• _TASK SET_
a) Print everything in the dog transport thread from "# Daily transport" down to "(Jul 22, 2006)".
b) In the dog transport thread, what breed is the dog that travelsRus wants to take along?

• _PROVIDED TEXT_
# Daily transport of pet - bike or scooter



## travelsRus (Mar 1, 2007)

Hello we are very new to this motorhoming malarkey but can anyone tell us how best to take our pooch (a border terrier) with us. We don't want to tow a car but would be happy with a motorcycle or scooter but don't how we would be able to carry 'Little Archie'. If anyone has any 'sensible' suggestions it would be greatly appreciated as it may depend on the type of van we order in September. Thanking you in anticipation of some good advice.


----------



## krull (Jul 22, 2006)

See link for motorcycle tank bag dog carrier.

http://www.baglux.co.uk/tankbags.php


----------



## DABurleigh (May 9, 2005)

Scooter trailer as on the left of this pic:

Dave


----------



## 98452 (Apr 2, 2006)

Trailers behind bikes are very popular.

http://www.doggyride.com/doggyride/Home.aspx


----------



## travelsRus (Mar 1, 2007)

*Is it a scooter and sidecar or trailer*

What a great idea - any idea where we could get one from. Will sort out out weight/towing/etc/ but would be brilliant for us.


----------



## 88870 (May 10, 2005)

Actually, this won't help you at all but the funniest way I ever saw of transporting a dog on a motorbike was in Spain in 2004.

We were in La Manga for a while and had taken a cycle to a nearby village. A couple of large Harley's rode in and there seemed to be a bit of commotion around one of them so we sneaked a peek.

There was a Jack Russel with a wee leather jacket, hat and goggles perched on the seat between a man and a woman - it looked like he was just sat there! On closer inspection he was actually harnessed to the front of the woman and couldn't jump off. He looked well happy!

I would think that he would have had to have been trained like this from a pup though as it really looked like all three of them were just sat in a row on the bike :lol: Wish i'd got a picture


----------



## DABurleigh (May 9, 2005)

It's a trailer, not a sidecar. The Pav range is no longer made:
http://www.singlewheel.com/Scoots/PAVFR.htm

These are:
http://www.geocities.com/MotorCity/Show/7283/sidecar1.htm
http://www.geocities.com/MotorCity/Show/7283/bilder/Trailer.jpg
http://www.cyclope2000.com/Principale_ang.swf

Dave


----------



## presco (Feb 18, 2007)

Costco recently had very reasonably priced bicycle trailers that would carry 2 children or dogs.

Costco


----------



## Mollythedog (Aug 17, 2005)

Dear travelsRus,

We bought a dog trailer to attach to a bicycle this year and it's been brilliant. There is a company in Germany who sell these. You can buy them in England for about £170. But if you go on ebay and type in 'dog trailers' you can buy them direct from the manufacturer. I bid £50 and got it. (Plus £20 for carriage). A previous e-mail in this thread shows a picture of it (black and red with a black lab inside). Superbly made and folds up really small.

Our dog is an Airedale, she took to the trailer like a duck to water. So far we've cycled Peak District, Alsace, Black Forest, Lucerne, Luxembourg.

Have fun
Kevin


----------



## sparky_speedy (Sep 20, 2005)

*DOG TRAILERS*

Hello

We bought one for kiddies in Halfords and adapted it for our greyhound. Contrary to popular belief, she is only good for short bursts, so we decided to try a trailer. We have just come back from France and it was a resounding success.

See picture attached.


----------



## 97910 (Feb 28, 2006)

Hello.

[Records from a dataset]

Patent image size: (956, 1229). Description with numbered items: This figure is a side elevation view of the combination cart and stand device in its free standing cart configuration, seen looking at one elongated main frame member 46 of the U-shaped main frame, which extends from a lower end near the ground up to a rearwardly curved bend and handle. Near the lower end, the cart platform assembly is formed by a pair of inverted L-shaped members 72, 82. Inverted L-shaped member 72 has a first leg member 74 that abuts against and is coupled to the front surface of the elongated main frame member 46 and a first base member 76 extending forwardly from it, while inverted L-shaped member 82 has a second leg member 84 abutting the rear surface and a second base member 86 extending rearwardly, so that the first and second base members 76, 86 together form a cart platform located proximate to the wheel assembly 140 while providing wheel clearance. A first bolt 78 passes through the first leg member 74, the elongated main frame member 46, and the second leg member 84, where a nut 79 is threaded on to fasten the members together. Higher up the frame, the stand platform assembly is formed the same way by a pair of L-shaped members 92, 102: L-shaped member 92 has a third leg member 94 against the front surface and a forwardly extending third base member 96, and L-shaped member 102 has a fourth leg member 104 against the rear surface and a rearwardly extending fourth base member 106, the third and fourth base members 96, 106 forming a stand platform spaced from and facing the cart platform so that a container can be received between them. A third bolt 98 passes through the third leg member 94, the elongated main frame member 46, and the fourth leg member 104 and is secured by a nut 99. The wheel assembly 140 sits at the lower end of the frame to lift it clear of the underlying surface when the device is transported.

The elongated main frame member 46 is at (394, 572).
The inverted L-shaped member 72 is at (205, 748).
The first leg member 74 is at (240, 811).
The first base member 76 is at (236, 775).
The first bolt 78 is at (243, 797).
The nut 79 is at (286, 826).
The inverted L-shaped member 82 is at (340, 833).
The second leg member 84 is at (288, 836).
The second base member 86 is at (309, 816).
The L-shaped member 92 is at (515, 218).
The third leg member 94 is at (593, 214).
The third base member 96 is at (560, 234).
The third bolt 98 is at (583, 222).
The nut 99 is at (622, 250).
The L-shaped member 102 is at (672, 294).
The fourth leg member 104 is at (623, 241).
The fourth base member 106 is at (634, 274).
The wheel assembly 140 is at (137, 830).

* * *

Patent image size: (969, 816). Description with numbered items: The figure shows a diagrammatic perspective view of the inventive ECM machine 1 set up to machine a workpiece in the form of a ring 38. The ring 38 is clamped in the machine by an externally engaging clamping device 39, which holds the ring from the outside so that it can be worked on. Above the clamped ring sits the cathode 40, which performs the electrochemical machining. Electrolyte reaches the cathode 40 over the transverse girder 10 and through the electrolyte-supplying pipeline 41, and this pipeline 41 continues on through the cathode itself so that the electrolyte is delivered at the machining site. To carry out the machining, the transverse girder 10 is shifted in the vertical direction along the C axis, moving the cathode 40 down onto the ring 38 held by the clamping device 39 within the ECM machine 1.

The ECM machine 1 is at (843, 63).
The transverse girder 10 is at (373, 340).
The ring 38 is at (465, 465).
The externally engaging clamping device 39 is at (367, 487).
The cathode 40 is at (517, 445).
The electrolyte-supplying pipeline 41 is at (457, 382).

• _PER-TASK OUTPUTS_
a)
# Daily transport of pet - bike or scooter



## travelsRus (Mar 1, 2007)

Hello we are very new to this motorhoming malarkey but can anyone tell us how best to take our pooch (a border terrier) with us. We don't want to tow a car but would be happy with a motorcycle or scooter but don't how we would be able to carry 'Little Archie'. If anyone has any 'sensible' suggestions it would be greatly appreciated as it may depend on the type of van we order in September. Thanking you in anticipation of some good advice.


----------



## krull (Jul 22, 2006)

b) A border terrier.